(WHAT YOU HAVE TO DO) From the listing below, pull each line that includes "this".

# Start of WORKING DATA

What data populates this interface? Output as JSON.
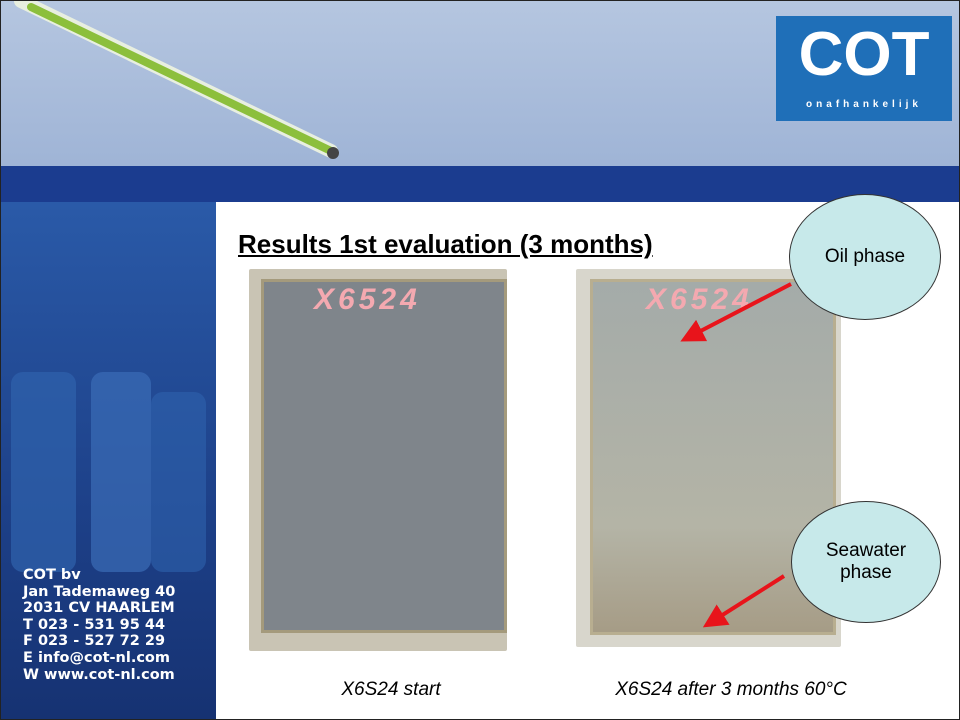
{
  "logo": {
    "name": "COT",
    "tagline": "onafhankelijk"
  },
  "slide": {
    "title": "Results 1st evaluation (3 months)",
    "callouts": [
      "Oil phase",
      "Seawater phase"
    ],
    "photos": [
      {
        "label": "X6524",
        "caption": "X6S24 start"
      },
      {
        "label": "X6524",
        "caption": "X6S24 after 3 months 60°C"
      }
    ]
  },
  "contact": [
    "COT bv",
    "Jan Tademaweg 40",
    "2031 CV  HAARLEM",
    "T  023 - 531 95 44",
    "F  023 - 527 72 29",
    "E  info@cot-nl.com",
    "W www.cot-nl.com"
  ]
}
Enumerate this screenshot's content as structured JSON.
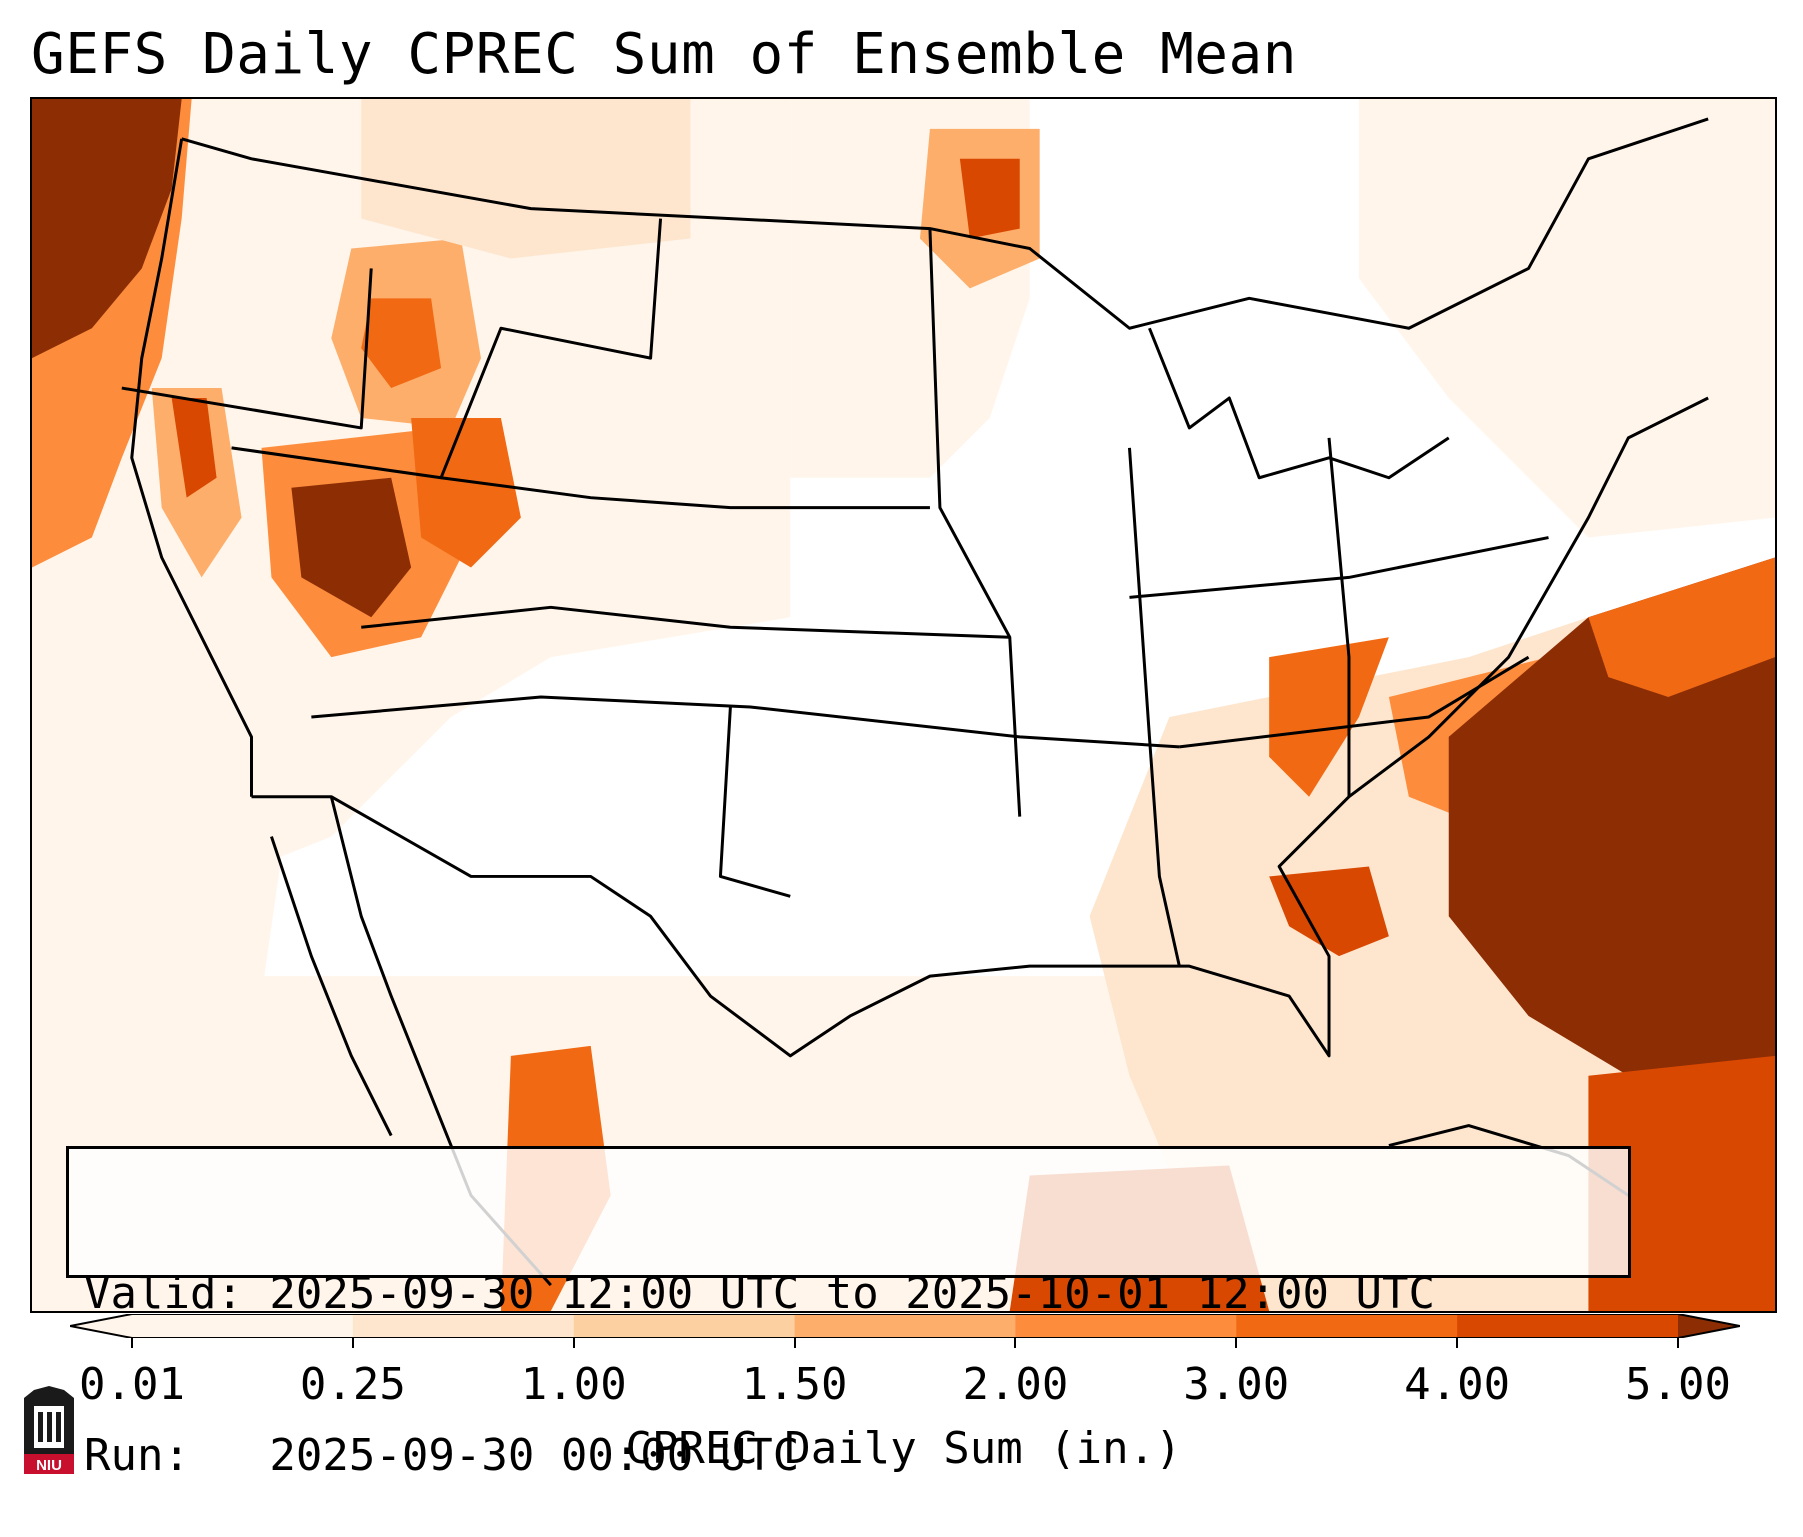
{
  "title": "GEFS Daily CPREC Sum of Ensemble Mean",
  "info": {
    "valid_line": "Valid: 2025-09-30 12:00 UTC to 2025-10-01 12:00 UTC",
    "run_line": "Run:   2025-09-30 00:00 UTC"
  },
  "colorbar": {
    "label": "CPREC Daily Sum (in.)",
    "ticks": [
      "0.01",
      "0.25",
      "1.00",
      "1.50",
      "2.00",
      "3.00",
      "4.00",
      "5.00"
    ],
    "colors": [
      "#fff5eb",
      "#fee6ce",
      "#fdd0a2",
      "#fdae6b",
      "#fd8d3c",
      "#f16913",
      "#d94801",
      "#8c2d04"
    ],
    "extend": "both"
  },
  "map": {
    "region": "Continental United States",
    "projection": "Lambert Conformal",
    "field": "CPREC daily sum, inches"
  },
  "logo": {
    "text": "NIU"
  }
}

# End of WORKING DATA

(TASK ANSWER)
What data populates this interface? Output as JSON.
Enumerate this screenshot's content as structured JSON.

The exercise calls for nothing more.